**REQUIRED TASK:** The listing below is the input. Say how many of its lines contain "Score", giving the number alone.

-- Start of EXTRACTED DATA --

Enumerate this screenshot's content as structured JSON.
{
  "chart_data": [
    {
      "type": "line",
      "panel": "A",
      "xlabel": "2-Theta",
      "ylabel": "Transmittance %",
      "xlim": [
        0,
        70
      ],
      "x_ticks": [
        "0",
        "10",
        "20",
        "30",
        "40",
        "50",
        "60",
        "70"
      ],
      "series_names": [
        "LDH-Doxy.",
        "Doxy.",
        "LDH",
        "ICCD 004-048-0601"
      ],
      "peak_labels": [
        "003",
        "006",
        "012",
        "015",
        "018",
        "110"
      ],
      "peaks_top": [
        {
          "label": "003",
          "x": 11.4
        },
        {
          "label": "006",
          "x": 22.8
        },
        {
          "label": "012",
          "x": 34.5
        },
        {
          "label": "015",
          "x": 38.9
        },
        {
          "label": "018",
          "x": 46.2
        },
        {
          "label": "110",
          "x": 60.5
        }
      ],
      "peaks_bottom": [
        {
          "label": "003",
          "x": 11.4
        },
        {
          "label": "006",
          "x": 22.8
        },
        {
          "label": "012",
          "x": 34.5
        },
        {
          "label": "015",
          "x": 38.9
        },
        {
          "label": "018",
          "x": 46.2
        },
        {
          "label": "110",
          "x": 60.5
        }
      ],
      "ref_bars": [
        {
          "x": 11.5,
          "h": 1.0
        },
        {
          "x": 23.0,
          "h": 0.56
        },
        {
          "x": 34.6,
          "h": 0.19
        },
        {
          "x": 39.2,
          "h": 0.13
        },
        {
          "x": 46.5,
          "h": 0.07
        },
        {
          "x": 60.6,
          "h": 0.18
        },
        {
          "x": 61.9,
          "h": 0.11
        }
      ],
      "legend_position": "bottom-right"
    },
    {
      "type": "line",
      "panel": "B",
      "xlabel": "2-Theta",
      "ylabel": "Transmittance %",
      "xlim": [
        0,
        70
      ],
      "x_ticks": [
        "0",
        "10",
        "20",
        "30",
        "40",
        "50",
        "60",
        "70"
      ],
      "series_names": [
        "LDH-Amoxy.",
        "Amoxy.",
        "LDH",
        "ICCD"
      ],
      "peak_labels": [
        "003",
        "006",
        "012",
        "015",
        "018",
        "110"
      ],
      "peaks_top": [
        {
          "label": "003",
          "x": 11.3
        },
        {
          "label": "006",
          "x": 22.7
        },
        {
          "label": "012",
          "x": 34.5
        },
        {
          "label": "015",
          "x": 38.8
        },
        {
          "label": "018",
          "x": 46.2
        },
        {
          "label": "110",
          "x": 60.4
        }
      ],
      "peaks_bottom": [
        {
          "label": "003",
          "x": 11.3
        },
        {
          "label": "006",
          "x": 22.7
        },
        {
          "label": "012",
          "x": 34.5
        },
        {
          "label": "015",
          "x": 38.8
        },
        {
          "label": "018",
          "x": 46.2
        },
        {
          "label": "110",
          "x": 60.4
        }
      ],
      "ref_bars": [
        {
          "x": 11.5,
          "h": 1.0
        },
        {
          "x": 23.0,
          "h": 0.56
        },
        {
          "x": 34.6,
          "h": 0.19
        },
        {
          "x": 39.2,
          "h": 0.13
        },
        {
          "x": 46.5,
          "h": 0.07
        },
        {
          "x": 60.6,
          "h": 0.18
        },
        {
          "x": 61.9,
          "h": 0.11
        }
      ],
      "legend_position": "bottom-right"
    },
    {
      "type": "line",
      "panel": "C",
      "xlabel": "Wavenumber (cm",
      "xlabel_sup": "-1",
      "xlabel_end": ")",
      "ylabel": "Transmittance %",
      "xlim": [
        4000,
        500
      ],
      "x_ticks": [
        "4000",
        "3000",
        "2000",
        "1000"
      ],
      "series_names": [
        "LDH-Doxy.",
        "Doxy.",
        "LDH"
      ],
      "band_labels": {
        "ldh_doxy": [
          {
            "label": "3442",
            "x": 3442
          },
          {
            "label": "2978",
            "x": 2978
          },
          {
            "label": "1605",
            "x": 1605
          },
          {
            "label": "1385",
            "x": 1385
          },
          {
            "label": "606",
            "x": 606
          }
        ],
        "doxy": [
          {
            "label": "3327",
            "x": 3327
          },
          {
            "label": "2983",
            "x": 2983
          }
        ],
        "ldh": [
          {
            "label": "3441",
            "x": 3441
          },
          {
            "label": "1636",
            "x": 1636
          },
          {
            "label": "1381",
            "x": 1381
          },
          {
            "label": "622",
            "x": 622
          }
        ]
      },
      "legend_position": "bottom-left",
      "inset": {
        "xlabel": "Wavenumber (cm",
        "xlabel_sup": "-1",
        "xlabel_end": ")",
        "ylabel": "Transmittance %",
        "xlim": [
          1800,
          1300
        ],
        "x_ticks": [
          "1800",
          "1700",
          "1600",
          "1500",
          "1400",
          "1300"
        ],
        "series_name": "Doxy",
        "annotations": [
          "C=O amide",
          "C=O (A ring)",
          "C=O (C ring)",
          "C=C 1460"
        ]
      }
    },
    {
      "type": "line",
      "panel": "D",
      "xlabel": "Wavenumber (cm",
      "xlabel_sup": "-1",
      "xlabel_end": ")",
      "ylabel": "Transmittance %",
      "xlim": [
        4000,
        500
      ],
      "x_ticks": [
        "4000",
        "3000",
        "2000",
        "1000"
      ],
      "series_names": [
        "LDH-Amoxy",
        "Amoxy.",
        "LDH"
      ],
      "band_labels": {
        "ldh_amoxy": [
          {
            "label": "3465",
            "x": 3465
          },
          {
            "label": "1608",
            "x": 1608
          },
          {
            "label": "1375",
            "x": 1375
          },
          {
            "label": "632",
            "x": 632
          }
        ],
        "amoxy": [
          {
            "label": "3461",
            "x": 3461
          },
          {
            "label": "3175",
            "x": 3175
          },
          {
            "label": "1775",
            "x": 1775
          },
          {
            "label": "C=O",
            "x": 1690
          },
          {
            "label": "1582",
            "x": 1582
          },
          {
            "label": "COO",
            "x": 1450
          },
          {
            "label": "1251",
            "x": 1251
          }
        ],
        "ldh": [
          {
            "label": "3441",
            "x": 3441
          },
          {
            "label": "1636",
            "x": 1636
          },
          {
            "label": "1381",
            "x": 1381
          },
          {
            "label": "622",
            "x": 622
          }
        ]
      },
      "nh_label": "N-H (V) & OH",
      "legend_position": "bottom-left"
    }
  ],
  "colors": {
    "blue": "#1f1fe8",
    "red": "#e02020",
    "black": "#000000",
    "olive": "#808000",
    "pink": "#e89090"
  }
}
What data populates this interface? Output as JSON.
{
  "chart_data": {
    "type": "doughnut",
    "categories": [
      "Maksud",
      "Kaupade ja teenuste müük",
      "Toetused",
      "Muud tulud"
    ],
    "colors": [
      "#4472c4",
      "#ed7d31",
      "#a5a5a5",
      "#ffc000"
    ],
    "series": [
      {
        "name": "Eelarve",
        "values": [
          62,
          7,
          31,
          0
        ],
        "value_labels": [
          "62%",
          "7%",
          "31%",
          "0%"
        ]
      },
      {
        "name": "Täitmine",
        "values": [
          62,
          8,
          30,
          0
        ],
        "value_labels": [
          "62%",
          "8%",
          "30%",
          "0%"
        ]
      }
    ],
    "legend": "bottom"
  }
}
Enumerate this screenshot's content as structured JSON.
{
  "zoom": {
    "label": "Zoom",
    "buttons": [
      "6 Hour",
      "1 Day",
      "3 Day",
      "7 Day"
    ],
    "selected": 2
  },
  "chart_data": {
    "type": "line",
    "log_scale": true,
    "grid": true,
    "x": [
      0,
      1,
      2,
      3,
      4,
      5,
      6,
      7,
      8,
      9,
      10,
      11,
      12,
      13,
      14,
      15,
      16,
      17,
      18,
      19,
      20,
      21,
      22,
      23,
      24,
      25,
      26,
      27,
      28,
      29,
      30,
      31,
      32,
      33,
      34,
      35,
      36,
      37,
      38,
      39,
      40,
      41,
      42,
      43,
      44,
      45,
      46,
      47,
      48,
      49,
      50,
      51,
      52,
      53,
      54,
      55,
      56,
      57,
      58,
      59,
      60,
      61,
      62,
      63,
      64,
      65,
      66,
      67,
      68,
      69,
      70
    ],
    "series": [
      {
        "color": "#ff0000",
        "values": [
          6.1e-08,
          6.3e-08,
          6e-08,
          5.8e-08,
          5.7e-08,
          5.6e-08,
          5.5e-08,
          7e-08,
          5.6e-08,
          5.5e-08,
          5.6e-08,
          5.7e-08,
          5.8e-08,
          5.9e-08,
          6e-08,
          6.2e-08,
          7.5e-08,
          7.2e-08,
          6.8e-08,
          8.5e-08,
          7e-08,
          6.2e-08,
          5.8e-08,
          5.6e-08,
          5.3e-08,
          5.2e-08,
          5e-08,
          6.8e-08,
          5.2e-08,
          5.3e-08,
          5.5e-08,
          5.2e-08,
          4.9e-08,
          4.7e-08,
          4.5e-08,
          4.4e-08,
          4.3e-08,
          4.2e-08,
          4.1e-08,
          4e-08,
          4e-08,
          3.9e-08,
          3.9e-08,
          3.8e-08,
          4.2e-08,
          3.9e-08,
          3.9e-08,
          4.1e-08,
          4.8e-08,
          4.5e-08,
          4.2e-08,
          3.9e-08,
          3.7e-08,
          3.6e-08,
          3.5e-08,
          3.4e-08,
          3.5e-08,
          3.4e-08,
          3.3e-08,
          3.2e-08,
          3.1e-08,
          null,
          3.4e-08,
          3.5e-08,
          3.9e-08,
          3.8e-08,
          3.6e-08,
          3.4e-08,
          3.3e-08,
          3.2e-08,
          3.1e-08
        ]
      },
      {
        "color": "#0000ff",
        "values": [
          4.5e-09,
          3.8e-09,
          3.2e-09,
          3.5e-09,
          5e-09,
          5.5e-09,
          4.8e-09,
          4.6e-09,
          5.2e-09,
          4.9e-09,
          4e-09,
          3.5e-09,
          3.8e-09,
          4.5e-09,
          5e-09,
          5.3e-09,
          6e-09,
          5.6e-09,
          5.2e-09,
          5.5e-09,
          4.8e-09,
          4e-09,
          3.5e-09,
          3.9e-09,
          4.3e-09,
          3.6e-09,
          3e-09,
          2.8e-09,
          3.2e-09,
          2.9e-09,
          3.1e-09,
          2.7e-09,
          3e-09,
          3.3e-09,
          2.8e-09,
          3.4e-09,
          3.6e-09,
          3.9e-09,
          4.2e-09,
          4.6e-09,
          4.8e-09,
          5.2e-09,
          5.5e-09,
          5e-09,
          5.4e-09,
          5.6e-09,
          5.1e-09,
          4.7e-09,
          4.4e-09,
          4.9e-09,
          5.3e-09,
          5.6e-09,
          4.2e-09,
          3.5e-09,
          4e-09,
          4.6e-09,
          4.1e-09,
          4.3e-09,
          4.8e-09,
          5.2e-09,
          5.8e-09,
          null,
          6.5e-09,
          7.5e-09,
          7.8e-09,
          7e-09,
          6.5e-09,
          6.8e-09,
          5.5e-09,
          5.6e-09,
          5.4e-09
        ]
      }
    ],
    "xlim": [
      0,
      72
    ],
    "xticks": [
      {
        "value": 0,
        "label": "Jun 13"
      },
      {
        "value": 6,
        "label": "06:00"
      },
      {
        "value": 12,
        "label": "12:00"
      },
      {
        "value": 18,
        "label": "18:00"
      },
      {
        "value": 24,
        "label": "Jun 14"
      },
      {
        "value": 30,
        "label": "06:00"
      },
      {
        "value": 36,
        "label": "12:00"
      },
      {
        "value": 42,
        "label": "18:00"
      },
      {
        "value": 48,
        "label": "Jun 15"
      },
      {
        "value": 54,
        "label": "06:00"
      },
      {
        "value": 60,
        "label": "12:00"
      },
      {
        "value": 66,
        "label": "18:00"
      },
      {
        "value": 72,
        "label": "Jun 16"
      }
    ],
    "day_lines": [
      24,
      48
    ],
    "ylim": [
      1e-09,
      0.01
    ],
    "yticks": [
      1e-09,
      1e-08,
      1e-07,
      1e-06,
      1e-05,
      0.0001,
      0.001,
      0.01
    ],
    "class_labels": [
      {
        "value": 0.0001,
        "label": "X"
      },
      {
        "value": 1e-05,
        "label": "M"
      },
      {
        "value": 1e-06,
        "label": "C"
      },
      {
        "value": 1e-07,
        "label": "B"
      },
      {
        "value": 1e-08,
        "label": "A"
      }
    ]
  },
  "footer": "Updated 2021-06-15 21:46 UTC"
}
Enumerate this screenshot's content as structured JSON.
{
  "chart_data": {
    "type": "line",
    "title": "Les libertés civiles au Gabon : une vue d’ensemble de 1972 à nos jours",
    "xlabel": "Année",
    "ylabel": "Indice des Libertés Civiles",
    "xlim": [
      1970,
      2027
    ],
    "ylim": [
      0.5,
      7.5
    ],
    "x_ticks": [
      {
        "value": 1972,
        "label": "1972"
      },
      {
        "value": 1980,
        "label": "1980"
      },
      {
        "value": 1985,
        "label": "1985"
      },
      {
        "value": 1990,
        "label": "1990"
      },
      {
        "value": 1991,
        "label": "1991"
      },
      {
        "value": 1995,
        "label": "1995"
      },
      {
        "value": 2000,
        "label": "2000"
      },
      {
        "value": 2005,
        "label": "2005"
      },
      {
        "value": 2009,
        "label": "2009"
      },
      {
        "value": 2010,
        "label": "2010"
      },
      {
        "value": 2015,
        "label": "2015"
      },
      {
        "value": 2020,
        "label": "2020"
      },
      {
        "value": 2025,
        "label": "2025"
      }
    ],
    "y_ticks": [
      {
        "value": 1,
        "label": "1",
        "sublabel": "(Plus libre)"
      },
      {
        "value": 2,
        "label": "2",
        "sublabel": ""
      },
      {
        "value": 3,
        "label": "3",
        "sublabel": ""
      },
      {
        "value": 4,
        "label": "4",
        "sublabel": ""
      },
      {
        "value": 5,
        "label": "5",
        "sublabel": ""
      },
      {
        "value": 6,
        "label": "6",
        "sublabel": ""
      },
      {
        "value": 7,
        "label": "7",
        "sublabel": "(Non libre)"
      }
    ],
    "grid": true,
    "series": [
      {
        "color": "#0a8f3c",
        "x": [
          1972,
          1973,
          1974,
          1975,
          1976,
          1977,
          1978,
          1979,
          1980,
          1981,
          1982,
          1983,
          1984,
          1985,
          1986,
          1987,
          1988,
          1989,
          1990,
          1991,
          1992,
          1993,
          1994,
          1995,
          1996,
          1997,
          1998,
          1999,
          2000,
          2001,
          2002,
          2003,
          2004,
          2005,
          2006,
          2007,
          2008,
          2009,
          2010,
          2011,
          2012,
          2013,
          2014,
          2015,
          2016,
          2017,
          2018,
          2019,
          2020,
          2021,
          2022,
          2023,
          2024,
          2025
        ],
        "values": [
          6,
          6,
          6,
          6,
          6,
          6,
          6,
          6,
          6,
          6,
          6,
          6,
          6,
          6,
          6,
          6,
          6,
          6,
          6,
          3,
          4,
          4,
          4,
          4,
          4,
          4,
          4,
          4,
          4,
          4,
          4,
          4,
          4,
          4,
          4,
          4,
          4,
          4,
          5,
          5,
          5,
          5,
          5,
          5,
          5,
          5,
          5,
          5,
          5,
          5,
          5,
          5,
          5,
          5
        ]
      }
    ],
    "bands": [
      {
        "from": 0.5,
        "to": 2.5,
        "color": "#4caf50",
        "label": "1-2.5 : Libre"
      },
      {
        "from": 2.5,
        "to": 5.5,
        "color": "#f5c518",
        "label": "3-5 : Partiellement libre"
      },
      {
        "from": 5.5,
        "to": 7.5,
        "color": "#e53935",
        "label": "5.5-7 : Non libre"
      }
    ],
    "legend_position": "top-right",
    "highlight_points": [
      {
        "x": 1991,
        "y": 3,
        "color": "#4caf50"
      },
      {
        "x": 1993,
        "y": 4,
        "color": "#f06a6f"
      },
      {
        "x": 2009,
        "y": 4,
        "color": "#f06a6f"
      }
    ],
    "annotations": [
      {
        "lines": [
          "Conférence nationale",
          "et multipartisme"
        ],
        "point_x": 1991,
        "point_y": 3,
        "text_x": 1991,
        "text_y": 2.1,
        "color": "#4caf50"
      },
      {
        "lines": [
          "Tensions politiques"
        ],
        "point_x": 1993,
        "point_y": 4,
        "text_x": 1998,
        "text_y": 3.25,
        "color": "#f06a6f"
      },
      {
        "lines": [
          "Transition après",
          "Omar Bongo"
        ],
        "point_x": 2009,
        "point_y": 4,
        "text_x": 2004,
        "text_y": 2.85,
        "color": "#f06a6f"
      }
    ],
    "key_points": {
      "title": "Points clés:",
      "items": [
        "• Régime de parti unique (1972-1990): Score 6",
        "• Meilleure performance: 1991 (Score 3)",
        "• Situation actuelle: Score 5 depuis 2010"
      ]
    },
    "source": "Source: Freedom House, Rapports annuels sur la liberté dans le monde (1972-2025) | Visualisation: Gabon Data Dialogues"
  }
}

-- End of EXTRACTED DATA --

**THE SOLUTION:** 3